- Your goal: Return each line of the listing that contains the string "PADDING".

===== Data to process

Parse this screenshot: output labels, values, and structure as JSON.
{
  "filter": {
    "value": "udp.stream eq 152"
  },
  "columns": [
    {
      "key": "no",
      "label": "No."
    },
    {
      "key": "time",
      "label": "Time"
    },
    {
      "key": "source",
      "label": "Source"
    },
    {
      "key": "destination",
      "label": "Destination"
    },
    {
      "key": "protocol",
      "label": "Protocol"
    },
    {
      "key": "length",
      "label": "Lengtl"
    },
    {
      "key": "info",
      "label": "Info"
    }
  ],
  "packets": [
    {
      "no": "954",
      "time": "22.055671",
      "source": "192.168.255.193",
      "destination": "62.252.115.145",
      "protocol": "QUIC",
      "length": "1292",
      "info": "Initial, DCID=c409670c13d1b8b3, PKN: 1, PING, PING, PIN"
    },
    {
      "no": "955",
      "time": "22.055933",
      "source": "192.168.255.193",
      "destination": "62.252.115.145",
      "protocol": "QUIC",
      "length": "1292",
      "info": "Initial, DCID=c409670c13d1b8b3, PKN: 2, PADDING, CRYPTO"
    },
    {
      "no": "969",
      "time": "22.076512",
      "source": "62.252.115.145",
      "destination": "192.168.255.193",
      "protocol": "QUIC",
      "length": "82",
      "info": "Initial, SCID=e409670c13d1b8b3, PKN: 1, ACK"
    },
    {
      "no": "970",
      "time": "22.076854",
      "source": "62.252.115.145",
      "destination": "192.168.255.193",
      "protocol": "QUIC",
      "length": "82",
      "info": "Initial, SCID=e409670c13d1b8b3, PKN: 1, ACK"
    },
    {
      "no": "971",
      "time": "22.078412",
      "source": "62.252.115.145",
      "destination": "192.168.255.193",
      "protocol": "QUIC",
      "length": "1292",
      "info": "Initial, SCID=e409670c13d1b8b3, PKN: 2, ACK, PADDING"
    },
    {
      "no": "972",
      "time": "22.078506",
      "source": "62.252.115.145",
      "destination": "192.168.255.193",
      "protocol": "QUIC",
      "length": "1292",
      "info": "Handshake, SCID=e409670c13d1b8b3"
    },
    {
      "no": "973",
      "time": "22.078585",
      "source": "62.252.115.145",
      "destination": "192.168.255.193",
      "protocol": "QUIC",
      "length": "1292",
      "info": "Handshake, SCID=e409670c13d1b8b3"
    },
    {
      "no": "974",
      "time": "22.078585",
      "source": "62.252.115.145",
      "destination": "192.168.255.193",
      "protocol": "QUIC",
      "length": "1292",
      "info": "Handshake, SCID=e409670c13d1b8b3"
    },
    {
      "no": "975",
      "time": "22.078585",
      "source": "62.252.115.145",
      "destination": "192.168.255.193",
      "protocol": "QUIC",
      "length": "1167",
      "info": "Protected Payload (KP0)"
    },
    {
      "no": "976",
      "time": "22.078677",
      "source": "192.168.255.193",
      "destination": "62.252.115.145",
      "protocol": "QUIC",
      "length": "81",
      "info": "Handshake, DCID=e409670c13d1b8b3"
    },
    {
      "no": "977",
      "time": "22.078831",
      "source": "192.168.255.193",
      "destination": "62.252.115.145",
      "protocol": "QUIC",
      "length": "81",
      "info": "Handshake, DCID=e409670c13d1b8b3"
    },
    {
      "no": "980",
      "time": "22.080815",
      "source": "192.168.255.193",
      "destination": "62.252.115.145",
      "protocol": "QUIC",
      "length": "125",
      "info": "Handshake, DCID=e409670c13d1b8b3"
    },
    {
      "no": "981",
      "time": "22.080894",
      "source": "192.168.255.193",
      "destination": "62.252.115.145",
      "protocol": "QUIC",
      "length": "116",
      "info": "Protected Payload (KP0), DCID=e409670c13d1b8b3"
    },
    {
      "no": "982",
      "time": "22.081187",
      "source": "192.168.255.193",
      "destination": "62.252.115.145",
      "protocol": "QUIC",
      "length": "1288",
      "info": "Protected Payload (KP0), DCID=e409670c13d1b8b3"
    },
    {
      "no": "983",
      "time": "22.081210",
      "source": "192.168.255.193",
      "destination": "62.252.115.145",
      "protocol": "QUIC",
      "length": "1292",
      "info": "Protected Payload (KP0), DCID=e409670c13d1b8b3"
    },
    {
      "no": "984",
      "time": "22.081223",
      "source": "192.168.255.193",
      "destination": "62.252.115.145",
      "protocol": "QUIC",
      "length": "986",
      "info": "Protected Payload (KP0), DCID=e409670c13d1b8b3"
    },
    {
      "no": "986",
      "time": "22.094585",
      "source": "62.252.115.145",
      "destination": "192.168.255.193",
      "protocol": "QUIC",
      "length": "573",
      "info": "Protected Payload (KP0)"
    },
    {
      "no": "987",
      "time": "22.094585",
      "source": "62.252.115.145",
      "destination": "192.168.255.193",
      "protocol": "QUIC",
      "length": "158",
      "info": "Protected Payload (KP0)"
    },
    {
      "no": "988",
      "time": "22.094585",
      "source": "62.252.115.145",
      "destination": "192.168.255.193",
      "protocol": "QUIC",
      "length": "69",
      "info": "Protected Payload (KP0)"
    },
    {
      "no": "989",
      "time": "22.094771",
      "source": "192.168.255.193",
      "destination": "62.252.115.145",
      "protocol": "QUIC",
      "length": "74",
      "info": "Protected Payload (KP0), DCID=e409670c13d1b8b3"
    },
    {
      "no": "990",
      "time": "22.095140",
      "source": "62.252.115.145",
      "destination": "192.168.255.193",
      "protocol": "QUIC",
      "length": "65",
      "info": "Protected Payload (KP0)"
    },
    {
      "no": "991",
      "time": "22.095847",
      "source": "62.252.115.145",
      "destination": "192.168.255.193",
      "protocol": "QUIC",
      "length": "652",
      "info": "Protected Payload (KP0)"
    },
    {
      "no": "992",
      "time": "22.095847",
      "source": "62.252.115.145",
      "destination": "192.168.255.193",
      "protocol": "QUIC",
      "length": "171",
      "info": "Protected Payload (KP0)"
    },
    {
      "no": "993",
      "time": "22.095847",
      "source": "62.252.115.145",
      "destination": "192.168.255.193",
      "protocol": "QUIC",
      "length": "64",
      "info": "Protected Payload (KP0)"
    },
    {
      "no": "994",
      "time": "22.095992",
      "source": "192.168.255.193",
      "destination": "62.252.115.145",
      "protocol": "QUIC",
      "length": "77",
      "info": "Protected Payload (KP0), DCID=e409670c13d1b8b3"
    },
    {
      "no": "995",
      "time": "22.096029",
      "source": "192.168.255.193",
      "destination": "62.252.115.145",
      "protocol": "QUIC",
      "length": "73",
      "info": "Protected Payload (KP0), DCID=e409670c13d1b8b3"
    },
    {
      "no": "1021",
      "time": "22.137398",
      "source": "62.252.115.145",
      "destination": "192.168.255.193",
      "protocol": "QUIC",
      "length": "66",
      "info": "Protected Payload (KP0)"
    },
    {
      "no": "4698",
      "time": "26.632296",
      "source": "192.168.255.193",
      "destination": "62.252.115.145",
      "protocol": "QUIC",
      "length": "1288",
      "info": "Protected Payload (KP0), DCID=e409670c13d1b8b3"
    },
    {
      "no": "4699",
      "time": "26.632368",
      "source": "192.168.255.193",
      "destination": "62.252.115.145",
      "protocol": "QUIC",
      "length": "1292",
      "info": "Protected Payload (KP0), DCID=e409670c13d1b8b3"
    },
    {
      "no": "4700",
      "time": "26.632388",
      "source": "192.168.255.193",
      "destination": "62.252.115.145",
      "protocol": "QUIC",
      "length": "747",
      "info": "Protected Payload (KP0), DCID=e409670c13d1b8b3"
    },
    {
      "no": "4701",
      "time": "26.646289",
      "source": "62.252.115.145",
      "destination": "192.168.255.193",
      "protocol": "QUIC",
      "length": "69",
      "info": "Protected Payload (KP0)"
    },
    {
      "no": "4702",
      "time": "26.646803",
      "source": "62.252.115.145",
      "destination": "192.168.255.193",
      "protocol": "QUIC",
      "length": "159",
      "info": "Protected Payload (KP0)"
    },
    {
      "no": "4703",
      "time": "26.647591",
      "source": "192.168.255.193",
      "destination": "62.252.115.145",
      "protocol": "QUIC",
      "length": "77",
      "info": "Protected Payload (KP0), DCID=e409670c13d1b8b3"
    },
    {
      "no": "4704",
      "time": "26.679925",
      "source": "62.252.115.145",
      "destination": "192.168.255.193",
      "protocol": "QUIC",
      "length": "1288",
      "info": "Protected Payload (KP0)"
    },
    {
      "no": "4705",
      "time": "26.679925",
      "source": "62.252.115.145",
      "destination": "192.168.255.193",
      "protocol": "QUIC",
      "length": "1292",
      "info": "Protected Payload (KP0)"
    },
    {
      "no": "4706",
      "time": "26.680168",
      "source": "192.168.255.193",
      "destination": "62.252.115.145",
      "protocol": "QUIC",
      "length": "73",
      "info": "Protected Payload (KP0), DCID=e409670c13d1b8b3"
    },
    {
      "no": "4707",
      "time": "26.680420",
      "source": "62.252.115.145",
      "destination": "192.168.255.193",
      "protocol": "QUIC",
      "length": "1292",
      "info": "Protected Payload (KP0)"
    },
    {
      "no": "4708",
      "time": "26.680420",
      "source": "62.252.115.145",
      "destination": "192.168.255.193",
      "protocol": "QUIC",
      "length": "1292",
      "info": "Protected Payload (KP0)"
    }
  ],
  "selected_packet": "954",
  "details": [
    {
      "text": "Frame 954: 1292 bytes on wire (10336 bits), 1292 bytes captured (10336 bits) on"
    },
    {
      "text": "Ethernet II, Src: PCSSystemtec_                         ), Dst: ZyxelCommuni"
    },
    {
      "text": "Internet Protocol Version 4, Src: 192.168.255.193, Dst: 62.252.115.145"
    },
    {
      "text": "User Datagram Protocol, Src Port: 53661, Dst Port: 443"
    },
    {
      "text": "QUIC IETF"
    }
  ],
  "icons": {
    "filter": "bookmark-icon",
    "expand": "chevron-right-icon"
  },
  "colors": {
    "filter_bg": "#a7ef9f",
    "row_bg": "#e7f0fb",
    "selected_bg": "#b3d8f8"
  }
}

==========

- Solution below:
      "info": "Initial, DCID=c409670c13d1b8b3, PKN: 2, PADDING, CRYPTO"
      "info": "Initial, SCID=e409670c13d1b8b3, PKN: 2, ACK, PADDING"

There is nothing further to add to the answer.